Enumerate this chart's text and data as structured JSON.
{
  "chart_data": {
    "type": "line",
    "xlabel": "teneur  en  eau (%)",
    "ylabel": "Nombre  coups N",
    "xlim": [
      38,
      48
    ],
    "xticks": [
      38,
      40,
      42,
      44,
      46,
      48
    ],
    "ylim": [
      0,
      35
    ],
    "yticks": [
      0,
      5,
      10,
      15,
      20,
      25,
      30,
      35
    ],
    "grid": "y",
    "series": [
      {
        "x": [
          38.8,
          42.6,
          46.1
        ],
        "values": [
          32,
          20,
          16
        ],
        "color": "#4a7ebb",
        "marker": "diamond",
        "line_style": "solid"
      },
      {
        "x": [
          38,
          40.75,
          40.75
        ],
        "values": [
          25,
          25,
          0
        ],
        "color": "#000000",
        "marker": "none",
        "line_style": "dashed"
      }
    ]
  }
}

Given exercise: Each of the records should be retyped exactly.

Response:
Enumerate this chart's text and data as structured JSON.
{
  "chart_data": {
    "type": "line",
    "xlabel": "teneur  en  eau (%)",
    "ylabel": "Nombre  coups N",
    "xlim": [
      38,
      48
    ],
    "xticks": [
      38,
      40,
      42,
      44,
      46,
      48
    ],
    "ylim": [
      0,
      35
    ],
    "yticks": [
      0,
      5,
      10,
      15,
      20,
      25,
      30,
      35
    ],
    "grid": "y",
    "series": [
      {
        "x": [
          38.8,
          42.6,
          46.1
        ],
        "values": [
          32,
          20,
          16
        ],
        "color": "#4a7ebb",
        "marker": "diamond",
        "line_style": "solid"
      },
      {
        "x": [
          38,
          40.75,
          40.75
        ],
        "values": [
          25,
          25,
          0
        ],
        "color": "#000000",
        "marker": "none",
        "line_style": "dashed"
      }
    ]
  }
}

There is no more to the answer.